- **提示本文**:
+ + + + +
珪藻は,顕微鏡サイズの藻類です。見事な装飾と美しい模様のあるガラス質の殻に覆われていて,地球上のどこの海にも無数にいます。珪藻は,過去何百年か,つまり顕微鏡が発明されてその美しい姿をスケッチできるようになって以来,科学者たちを魅了してきました。適切にも,珪藻は海の宝石と呼ばれています。

1860年代にダイナマイトを発明したアルフレッド・ノーベルは,ニトログリセリンを安定させるのに珪藻土を用いました。そうすることにより,持ち運びのできる棒状の爆発物を作ることができたのです。珪藻の殻が化石化してできた珪藻土は,今日,商用化されていろいろなところで用いられています。例えば,路面用の反射塗料や,ワインを純化するろ過材,スイミングプールの水のフィルターなどにも使用されています。
+ + + + +
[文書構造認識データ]
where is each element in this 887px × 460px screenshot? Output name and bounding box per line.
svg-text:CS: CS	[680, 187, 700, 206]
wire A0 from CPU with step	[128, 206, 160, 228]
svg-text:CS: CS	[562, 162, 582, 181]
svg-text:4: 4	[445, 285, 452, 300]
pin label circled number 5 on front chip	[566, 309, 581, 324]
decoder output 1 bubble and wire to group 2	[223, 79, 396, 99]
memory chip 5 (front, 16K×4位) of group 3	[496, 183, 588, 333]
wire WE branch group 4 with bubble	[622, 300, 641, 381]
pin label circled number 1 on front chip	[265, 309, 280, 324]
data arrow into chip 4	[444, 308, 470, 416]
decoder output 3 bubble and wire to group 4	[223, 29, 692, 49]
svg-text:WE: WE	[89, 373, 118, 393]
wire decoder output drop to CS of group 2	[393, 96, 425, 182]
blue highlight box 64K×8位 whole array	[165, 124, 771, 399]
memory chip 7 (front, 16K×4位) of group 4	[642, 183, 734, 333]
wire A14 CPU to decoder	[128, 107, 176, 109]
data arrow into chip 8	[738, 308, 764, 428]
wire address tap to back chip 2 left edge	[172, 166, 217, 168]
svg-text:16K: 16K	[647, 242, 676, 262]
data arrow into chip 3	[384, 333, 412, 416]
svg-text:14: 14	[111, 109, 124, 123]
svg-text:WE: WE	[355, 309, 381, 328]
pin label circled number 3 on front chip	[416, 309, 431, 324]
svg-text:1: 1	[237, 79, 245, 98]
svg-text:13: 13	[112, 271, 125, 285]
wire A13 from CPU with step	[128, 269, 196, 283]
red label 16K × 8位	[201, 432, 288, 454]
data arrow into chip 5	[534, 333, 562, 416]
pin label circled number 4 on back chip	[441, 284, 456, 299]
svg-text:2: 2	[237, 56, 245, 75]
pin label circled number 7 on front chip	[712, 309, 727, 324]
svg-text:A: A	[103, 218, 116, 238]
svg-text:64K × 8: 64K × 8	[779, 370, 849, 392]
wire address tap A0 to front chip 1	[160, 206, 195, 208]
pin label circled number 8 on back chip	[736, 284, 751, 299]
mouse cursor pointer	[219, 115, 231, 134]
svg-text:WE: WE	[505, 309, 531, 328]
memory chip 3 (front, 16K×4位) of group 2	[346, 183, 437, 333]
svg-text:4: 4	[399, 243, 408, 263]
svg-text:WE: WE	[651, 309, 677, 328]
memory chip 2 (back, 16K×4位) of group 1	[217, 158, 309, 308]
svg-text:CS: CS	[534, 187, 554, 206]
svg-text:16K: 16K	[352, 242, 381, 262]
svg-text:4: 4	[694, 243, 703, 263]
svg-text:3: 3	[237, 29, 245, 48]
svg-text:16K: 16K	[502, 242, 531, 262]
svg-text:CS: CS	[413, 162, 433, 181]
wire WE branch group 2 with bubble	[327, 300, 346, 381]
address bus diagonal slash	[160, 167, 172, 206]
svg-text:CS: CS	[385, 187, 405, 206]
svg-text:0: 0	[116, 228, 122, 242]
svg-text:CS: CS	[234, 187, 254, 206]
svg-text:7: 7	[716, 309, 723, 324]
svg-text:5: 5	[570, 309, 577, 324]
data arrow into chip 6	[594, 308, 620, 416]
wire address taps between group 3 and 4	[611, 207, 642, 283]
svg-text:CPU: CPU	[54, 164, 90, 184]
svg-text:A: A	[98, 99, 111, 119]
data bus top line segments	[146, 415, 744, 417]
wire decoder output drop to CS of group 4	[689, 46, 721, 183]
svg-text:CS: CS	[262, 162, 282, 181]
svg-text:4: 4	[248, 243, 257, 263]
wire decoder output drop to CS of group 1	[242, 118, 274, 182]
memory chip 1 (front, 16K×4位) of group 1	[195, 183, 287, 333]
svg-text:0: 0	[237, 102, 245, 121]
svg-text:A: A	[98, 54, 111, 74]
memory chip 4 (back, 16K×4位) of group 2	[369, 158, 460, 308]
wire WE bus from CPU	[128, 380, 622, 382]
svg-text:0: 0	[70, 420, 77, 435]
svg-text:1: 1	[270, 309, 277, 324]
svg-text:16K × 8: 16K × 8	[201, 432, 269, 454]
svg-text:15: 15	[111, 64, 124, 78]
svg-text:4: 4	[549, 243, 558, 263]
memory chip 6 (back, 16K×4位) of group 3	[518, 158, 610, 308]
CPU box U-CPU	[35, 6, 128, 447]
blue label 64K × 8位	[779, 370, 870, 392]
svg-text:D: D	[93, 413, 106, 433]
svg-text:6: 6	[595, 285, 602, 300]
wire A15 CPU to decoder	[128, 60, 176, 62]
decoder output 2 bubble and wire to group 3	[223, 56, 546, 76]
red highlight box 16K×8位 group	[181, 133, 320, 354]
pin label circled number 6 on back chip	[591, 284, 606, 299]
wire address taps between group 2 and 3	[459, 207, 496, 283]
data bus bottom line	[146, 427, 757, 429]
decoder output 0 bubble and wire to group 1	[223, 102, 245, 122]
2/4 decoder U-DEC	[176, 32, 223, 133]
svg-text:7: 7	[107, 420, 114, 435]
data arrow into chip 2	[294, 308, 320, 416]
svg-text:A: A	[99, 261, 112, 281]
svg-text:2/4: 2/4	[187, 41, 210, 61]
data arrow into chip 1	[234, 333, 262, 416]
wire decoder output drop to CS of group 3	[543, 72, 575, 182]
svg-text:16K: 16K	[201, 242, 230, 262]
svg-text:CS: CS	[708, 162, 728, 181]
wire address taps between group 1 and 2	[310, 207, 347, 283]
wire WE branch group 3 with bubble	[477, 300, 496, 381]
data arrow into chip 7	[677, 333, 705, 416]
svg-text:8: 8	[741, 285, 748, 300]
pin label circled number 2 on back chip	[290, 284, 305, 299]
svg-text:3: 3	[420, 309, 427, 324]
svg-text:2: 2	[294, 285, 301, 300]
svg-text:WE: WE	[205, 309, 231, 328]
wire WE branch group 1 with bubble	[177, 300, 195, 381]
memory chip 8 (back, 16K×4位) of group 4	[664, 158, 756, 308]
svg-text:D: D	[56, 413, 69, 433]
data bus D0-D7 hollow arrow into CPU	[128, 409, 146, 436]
+ + + + +
- **課題内容**:
• a. 次の(i)〜(iii)の記述が珪藻に関する本文の内容と一致するかを「はい」または「いいえ」で答え、判断の根拠となる本文の語句をそのまま引用してください。(i) アルフレッド・ノーベルがダイナマイトを発明したのは1860年代である。(ii) 珪藻は限られた海域にしか生息していない。(iii) 珪藻土はワインのろ過に利用されている。
• b. 珪藻に関する本文を、最後の文の後から書き進めてください。
これらの記録は、本件には一切関係しません。

- **課題の結果**:
• a.
(i) はい。「1860年代にダイナマイトを発明したアルフレッド・ノーベル」
(ii) いいえ。「地球上のどこの海にも無数にいます」
(iii) はい。「ワインを純化するろ過材」

• b.
とはいえ,はるかに重要なのは,この小さな単細胞生物が地上の光合成の4分の1を担っているという事実です。米国プリンストン大学の研究者アレン・ミリガンとフランソワ・モレルは,珪藻のガラス質の殻に含まれる二酸化ケイ素が殻の中の液体に化学変化を生じさせ,光合成に理想的な環境を作り出すことを発見しました。ガラス質の殻が非常に複雑な形状をしている理由について,科学者たちは,細胞内の液体とその殻の接する面積が大きくなり,光合成が効率よく行なえるようになるからだと考えています。微小ながら美しいこのガラス質の殻が,海水に溶け込むケイ素からどのようにして形成されるかはいまだになぞです。とはいえ,科学者が現在はっきり理解しているところによれば,珪藻類は二酸化炭素を吸収して酸素を放出し,地上の生命維持システムにおいて肝要な役割を演じています。そして,たいていの陸上植物よりも重要な役割を果たしているようです。

モレルは,珪藻類を「地上で最も繁栄している生物の中に数えられる」と評しています。ミリガンはさらに,珪藻類が二酸化炭素を吸収しないとすれば,「温室効果ははるかに深刻になっているだろう」と述べています。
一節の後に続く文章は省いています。